- Short problem: Work out how many lines in the listing below include the word "name"; answer with the number alone.

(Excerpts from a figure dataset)
--- START ---
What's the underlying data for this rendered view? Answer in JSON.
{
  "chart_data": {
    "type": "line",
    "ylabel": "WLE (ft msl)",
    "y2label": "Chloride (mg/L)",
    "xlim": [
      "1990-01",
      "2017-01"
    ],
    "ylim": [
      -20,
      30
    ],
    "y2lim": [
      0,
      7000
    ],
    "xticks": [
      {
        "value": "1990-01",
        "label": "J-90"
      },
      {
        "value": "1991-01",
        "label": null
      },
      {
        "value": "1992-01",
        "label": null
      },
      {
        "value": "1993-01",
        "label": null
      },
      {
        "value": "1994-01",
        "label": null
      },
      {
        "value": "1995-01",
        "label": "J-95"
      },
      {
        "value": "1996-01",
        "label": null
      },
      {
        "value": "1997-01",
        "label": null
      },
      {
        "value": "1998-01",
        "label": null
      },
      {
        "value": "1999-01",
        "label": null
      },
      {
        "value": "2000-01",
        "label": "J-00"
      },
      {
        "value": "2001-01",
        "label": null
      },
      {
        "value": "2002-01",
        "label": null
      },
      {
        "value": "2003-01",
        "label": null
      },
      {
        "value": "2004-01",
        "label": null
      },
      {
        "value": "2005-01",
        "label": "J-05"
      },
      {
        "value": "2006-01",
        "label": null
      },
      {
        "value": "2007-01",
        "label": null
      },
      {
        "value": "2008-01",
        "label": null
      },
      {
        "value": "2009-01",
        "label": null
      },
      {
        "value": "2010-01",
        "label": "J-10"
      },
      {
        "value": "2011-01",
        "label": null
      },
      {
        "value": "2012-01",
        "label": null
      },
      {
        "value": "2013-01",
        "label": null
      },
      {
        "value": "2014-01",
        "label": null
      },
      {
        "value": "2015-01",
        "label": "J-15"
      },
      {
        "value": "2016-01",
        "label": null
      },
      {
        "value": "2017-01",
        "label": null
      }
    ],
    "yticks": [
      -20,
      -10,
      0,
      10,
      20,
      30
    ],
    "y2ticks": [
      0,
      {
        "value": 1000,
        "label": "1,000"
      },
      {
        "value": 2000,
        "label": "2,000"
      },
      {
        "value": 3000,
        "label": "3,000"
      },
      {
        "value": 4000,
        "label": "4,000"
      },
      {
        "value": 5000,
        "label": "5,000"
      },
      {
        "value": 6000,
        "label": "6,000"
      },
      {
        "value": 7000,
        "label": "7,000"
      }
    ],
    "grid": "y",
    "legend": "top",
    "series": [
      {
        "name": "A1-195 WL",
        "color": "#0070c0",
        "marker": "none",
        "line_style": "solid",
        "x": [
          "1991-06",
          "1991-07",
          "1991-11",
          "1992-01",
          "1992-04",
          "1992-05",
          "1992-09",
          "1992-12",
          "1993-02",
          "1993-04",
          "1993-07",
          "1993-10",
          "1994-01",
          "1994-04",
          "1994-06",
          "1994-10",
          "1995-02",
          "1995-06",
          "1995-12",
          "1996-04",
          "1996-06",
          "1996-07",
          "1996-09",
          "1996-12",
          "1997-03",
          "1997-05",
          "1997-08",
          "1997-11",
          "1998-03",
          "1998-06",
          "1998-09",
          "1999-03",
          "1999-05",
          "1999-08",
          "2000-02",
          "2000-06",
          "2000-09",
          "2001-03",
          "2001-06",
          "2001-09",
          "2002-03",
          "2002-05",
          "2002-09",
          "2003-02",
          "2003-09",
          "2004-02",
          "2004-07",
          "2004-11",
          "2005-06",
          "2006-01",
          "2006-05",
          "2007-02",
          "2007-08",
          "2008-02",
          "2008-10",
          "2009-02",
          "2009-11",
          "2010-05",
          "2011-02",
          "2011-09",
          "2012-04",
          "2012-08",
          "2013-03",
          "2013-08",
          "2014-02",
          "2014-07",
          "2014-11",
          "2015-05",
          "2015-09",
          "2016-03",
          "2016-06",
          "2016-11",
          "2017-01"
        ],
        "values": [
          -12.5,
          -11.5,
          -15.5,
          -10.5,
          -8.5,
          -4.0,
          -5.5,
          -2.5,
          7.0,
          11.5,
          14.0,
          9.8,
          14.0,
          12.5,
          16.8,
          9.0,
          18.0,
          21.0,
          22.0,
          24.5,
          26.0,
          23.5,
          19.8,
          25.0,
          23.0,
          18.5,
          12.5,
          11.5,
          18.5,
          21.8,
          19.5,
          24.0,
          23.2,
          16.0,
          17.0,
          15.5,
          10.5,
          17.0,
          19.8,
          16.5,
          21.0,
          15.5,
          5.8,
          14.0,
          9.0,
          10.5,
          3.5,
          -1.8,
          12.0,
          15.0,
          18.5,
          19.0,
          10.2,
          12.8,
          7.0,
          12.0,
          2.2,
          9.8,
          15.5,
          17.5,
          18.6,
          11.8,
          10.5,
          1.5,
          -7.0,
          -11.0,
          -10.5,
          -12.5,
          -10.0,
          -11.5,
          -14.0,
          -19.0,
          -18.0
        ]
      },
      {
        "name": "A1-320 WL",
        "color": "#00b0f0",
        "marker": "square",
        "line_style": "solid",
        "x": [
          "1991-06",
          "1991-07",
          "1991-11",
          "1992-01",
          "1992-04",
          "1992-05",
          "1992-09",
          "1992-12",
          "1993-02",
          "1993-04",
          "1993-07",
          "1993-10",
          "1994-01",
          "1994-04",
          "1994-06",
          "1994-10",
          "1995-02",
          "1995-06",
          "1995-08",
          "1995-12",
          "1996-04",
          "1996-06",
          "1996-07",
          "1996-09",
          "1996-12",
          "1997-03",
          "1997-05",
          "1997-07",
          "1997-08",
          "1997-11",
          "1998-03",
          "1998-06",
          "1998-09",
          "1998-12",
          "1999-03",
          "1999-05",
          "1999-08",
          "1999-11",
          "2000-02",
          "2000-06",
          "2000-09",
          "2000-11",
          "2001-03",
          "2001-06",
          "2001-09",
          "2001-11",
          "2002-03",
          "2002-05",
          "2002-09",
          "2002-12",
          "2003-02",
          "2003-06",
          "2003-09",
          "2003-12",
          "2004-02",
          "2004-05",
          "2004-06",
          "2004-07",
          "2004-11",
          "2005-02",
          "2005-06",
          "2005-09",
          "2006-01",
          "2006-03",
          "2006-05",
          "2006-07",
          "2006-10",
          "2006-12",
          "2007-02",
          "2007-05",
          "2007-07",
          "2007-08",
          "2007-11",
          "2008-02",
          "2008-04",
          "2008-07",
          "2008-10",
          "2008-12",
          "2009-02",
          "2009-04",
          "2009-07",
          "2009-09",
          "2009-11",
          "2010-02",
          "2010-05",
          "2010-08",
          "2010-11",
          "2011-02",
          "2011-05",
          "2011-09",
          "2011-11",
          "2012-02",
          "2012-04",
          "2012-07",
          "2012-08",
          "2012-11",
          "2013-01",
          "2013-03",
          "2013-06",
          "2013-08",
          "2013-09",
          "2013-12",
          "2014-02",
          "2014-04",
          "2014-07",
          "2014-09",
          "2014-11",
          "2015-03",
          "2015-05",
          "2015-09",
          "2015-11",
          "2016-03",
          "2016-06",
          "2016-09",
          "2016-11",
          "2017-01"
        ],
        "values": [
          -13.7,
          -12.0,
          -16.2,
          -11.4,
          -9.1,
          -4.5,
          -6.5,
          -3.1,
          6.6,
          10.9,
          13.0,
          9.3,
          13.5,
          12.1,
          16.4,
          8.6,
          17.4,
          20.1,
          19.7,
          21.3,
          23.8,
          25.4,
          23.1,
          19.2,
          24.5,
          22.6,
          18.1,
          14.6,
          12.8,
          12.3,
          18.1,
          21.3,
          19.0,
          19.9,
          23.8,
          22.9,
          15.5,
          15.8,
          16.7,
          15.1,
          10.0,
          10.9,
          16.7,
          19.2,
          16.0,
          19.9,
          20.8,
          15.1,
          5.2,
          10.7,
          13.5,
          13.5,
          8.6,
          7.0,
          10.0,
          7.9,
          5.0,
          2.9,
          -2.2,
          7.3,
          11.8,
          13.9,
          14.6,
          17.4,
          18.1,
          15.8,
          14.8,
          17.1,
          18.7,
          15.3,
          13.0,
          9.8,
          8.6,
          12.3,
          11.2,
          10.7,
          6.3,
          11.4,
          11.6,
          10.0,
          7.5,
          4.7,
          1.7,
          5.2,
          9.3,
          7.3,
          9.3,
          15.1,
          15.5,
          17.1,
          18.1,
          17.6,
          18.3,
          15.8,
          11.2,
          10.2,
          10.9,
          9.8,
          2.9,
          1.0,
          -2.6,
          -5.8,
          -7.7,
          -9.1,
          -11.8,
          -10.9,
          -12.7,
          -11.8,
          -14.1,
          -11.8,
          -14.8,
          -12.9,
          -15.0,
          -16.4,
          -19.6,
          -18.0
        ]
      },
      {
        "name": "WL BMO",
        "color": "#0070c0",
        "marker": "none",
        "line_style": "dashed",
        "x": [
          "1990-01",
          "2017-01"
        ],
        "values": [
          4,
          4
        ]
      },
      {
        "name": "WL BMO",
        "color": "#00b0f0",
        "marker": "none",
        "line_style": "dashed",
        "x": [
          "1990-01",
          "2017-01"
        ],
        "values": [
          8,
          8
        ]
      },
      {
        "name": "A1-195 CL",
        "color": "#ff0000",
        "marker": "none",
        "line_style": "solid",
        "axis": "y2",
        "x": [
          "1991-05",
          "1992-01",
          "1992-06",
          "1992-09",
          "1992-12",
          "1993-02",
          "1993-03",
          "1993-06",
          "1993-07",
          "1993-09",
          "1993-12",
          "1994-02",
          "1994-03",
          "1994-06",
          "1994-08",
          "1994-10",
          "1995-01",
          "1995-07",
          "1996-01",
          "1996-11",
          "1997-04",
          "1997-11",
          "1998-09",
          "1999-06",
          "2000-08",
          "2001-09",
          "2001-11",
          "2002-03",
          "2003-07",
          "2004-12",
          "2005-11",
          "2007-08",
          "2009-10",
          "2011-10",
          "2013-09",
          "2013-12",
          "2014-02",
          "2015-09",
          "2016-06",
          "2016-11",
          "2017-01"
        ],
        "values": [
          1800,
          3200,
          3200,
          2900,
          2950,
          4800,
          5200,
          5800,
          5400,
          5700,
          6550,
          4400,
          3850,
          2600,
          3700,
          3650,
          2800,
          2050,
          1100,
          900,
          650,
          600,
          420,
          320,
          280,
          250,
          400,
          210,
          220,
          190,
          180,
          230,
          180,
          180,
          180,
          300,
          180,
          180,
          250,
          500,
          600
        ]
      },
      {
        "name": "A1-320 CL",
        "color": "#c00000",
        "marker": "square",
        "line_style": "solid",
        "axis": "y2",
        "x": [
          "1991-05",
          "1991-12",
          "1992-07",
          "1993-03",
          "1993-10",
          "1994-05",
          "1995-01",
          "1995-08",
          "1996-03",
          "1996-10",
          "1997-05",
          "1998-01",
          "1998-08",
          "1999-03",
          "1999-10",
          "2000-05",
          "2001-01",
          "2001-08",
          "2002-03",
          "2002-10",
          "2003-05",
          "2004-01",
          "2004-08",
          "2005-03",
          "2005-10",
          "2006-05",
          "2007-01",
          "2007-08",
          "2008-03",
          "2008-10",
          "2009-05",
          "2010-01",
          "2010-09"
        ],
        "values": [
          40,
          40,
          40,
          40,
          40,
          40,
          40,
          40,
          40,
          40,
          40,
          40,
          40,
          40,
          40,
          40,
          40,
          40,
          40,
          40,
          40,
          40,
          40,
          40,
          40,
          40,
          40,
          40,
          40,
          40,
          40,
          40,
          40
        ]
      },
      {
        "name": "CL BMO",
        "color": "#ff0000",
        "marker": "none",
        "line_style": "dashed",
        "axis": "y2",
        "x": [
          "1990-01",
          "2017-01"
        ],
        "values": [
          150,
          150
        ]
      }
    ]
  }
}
--- END ---
- Worked answer: 7